Give, as a bare number, the count of lines that contain the word "Werder".
··· Extracted entries
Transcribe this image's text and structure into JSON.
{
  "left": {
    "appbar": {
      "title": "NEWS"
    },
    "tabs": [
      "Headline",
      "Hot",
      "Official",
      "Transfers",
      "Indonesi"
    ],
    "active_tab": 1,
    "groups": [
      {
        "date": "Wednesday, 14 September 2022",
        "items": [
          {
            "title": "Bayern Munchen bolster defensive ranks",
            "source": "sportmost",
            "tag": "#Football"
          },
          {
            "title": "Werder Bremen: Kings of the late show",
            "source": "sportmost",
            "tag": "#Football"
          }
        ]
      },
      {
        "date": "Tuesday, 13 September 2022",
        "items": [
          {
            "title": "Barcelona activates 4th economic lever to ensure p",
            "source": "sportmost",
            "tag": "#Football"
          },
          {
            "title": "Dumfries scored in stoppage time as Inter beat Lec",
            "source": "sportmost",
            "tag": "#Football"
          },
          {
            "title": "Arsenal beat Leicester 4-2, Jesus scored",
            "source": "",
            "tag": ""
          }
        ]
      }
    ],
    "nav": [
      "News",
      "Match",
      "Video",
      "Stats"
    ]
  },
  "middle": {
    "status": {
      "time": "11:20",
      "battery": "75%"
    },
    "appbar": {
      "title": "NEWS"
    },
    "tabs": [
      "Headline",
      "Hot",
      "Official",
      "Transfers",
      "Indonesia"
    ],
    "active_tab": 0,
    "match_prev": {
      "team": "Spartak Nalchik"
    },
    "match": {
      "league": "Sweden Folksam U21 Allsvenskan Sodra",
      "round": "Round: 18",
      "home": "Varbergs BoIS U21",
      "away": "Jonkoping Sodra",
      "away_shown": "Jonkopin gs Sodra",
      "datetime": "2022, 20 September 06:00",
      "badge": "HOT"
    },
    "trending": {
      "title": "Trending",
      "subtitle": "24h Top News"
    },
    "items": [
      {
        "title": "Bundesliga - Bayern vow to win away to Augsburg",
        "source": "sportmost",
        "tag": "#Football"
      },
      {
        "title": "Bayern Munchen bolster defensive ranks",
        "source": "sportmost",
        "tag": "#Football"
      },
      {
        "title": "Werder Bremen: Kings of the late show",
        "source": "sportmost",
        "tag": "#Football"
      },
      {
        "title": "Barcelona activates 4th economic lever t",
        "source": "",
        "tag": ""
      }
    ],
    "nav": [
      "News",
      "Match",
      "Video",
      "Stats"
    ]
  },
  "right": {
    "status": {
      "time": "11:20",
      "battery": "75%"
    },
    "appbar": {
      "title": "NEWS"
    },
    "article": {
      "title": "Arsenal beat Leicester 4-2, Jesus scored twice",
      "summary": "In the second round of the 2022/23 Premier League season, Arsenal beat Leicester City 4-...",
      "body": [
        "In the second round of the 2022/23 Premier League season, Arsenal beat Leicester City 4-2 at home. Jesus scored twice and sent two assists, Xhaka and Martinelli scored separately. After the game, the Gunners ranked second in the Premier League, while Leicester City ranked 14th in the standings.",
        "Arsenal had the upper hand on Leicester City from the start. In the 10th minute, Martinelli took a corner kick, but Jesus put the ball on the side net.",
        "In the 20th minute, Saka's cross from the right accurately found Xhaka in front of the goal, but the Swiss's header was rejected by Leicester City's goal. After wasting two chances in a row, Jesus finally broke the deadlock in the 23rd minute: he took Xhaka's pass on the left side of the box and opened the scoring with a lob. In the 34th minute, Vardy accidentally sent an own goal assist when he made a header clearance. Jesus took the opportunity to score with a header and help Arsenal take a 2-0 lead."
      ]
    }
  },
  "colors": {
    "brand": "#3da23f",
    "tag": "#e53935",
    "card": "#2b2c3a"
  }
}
······
▸ **Full output**
2